### Material provided

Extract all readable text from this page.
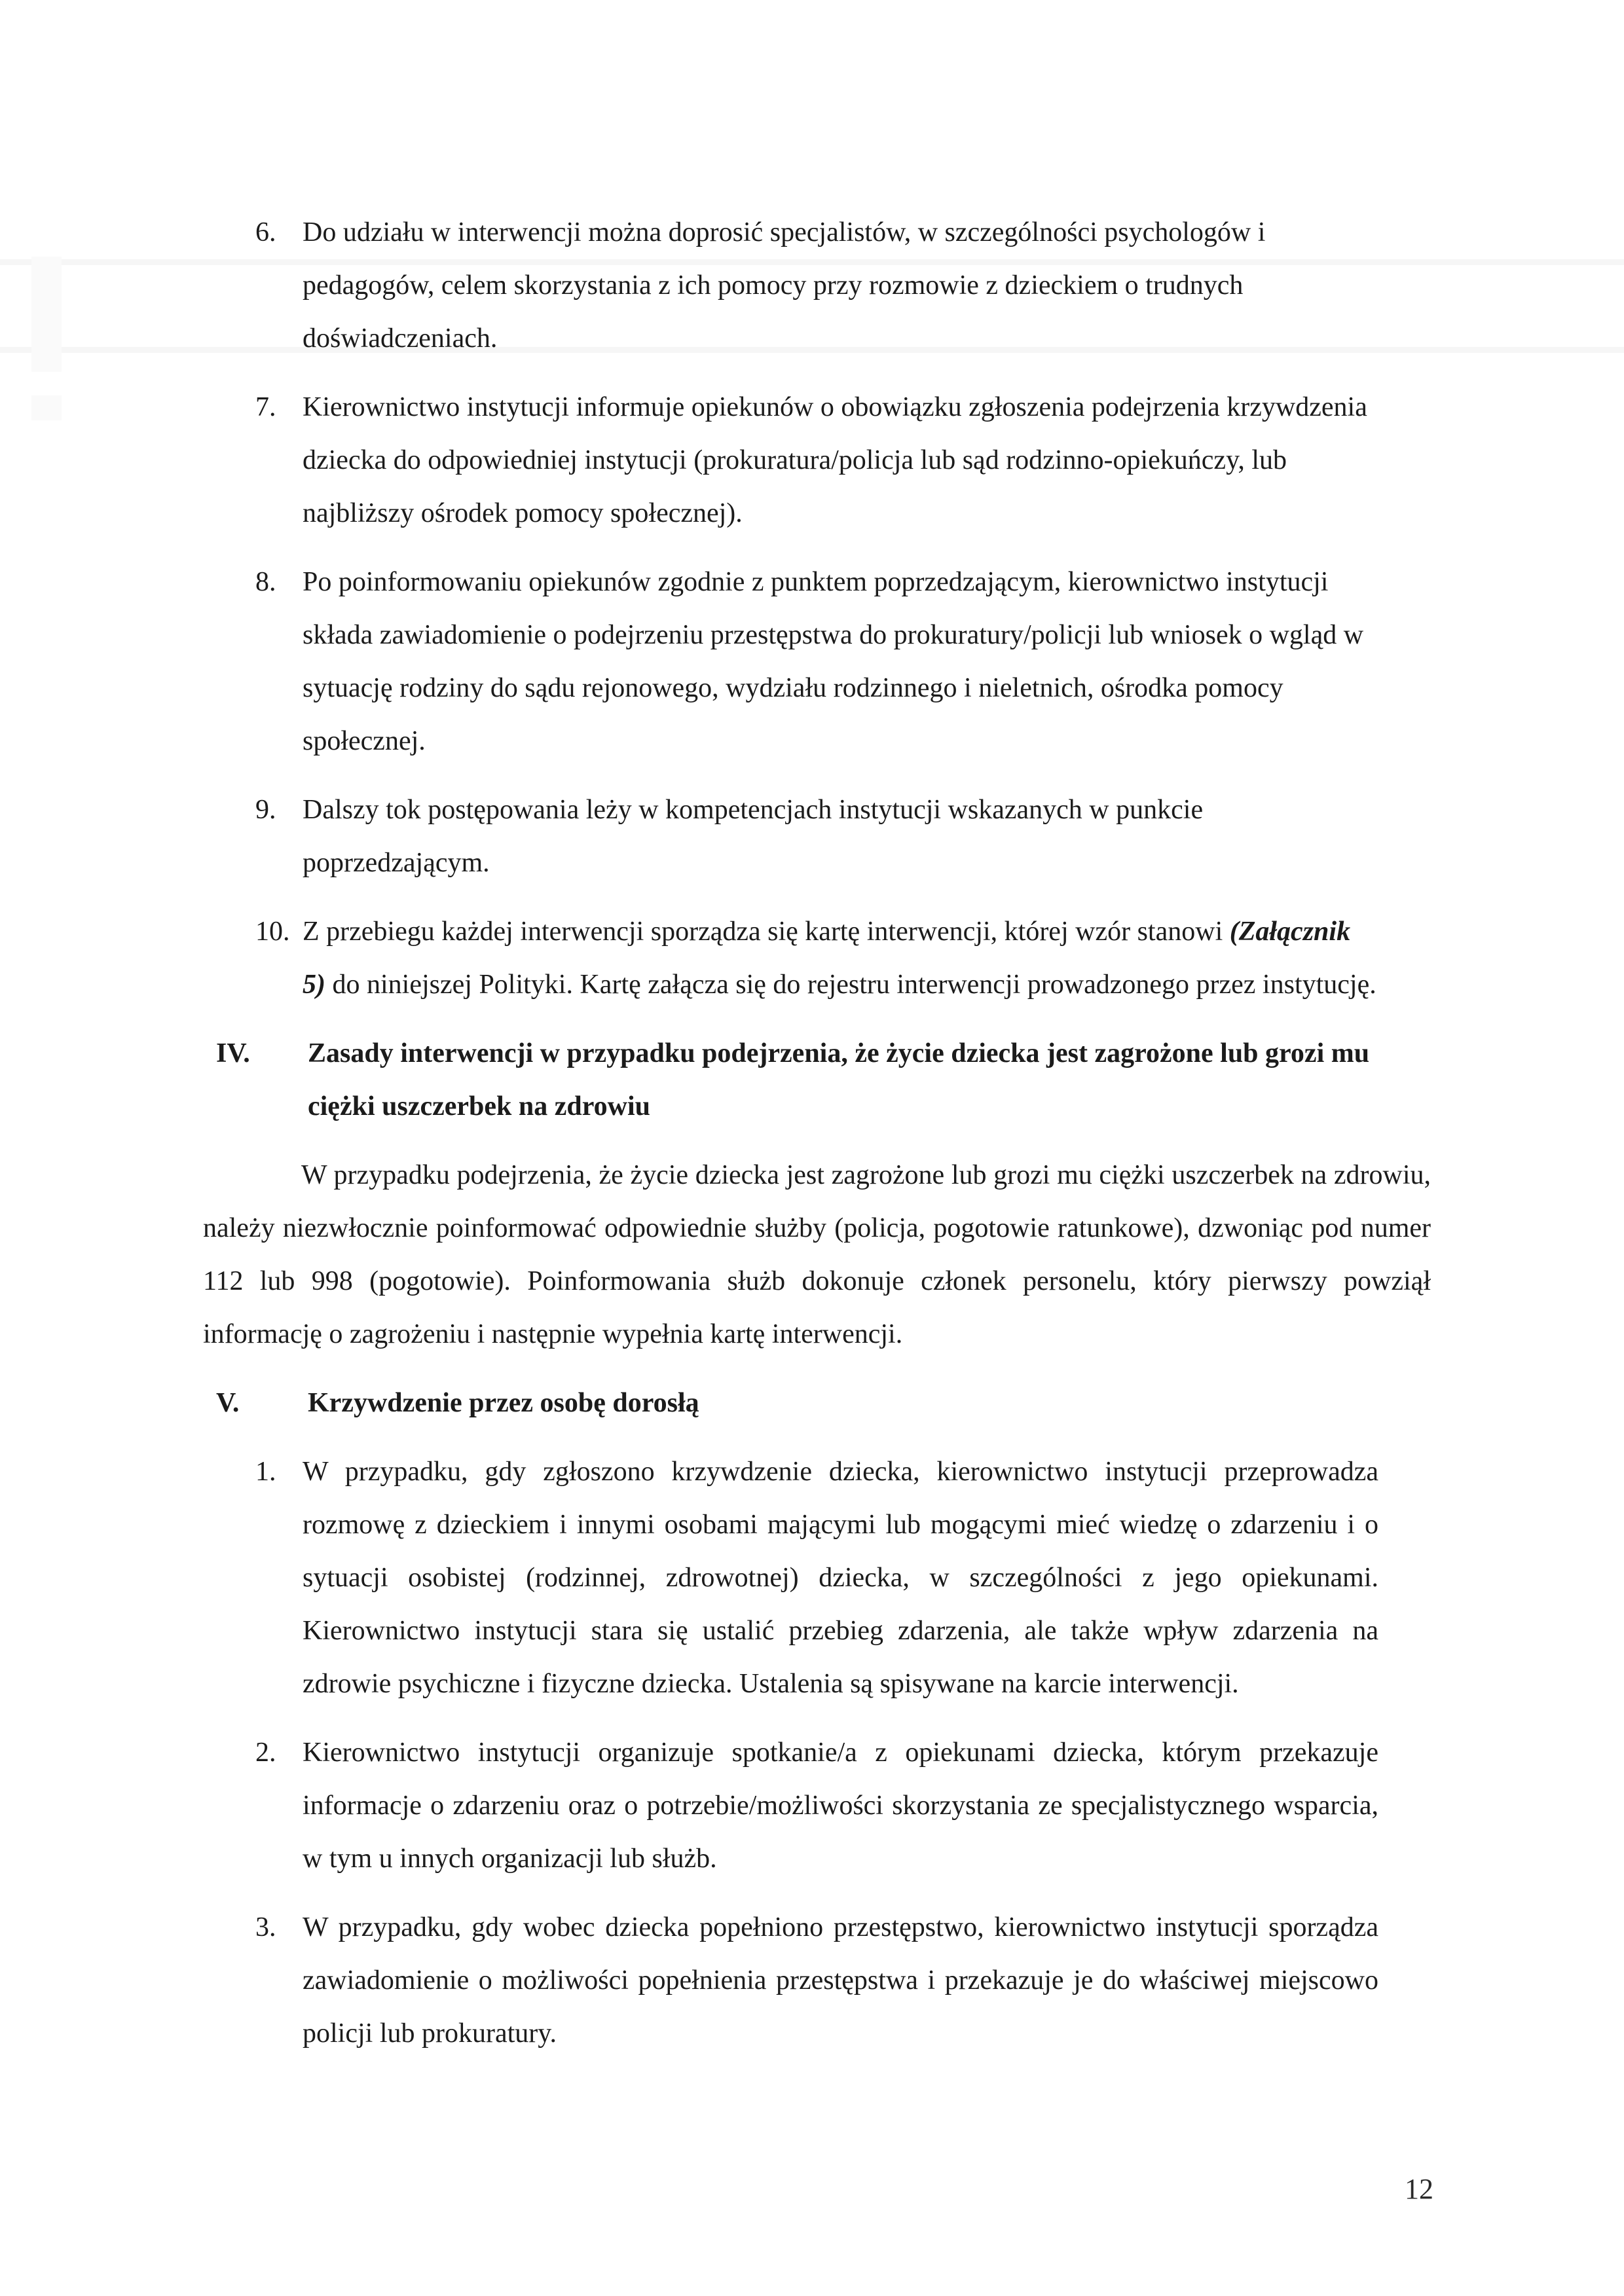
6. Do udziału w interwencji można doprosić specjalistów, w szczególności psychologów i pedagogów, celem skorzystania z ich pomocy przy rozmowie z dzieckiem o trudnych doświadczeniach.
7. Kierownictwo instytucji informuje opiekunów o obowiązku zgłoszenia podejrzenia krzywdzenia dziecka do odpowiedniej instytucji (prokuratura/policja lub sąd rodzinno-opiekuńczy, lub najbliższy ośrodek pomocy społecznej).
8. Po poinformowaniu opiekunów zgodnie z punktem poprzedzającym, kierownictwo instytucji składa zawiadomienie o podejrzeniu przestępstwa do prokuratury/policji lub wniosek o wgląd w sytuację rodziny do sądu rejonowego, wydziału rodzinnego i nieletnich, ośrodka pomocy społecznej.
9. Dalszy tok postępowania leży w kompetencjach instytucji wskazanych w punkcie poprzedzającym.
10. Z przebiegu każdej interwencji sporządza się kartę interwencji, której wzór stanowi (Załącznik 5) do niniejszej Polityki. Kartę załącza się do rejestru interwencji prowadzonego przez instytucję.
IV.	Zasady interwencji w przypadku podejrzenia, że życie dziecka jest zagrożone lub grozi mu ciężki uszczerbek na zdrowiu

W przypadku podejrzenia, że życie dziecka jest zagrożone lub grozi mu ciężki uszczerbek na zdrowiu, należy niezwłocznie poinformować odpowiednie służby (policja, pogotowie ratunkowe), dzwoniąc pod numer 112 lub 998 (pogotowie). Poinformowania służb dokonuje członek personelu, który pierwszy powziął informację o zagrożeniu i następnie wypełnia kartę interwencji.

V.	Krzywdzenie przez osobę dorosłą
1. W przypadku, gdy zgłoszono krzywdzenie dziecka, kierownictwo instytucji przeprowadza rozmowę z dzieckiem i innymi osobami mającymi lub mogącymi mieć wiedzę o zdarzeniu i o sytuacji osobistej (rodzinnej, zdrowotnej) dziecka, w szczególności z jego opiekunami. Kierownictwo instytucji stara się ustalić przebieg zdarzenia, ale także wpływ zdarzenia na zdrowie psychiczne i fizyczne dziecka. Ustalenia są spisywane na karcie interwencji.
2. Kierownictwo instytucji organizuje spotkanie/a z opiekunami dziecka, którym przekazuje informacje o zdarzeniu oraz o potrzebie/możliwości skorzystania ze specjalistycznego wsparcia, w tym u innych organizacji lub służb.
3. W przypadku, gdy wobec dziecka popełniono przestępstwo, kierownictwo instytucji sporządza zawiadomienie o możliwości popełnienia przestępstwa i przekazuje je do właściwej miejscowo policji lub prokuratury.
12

### Aim of the task
In the records above, tally the lines where the word "dzieckiem" appears, and give the number and nothing else.

### Full response
2